▸ **Problem to work on**
For each line below that includes the word "value", make a copy.

========================

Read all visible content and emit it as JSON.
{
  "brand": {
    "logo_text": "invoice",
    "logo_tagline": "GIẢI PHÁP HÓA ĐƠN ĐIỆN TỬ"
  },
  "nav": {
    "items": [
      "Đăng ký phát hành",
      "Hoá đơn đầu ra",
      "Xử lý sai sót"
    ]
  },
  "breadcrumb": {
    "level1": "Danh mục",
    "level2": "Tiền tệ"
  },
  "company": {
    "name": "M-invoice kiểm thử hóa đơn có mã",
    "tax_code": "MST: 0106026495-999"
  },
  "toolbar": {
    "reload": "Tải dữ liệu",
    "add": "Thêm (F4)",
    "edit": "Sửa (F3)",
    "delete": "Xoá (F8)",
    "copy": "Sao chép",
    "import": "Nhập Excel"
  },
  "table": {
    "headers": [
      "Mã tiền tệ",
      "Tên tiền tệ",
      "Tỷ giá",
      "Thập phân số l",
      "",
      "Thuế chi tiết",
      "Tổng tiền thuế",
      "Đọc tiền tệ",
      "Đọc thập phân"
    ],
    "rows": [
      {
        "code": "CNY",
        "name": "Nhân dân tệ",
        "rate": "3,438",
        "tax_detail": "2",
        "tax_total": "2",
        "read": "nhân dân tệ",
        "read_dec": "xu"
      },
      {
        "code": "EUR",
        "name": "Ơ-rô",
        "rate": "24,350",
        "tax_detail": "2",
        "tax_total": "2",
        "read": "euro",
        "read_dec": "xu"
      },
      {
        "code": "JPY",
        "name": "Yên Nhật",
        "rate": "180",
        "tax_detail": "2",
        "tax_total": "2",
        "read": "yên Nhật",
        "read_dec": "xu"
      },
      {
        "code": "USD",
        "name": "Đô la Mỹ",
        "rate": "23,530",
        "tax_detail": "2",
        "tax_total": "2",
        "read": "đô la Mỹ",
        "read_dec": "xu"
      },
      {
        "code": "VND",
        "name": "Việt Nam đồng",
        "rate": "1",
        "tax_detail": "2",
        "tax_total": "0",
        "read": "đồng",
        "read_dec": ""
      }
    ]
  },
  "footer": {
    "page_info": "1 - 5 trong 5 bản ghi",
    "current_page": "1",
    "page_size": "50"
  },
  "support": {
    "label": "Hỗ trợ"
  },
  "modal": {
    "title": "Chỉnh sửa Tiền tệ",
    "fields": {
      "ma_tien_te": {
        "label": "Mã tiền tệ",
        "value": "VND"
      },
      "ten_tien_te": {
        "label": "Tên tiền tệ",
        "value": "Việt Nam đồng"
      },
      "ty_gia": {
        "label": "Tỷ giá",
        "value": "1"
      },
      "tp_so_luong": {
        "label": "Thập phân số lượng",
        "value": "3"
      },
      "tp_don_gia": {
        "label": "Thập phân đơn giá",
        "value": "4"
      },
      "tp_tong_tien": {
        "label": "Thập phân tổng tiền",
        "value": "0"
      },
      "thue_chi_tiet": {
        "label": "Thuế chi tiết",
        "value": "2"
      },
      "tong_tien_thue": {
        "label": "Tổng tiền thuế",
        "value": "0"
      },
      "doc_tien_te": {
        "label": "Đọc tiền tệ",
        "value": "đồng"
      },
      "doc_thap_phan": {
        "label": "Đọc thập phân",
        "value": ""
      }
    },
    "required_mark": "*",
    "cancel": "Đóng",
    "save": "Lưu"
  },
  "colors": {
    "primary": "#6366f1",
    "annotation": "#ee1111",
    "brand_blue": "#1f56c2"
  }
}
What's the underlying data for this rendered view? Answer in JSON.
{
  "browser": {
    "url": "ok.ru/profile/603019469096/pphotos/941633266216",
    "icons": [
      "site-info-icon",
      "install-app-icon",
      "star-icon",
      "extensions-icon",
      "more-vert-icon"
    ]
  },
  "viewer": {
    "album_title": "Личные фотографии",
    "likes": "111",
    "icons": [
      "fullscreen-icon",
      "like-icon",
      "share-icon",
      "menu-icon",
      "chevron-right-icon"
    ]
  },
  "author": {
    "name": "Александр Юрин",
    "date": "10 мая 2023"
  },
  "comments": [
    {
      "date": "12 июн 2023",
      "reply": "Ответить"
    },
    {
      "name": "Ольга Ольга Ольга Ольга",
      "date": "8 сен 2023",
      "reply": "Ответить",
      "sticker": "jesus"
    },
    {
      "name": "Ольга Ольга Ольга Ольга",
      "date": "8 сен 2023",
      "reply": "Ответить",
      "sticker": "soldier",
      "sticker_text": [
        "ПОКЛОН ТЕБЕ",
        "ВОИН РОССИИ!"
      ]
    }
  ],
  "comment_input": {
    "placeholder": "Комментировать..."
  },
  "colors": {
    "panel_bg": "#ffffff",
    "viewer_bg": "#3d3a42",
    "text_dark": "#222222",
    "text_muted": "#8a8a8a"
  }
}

========================

▸ **Response for this exercise**
        "value": "VND"
        "value": "Việt Nam đồng"
        "value": "1"
        "value": "3"
        "value": "4"
        "value": "0"
        "value": "2"
        "value": "0"
        "value": "đồng"
        "value": ""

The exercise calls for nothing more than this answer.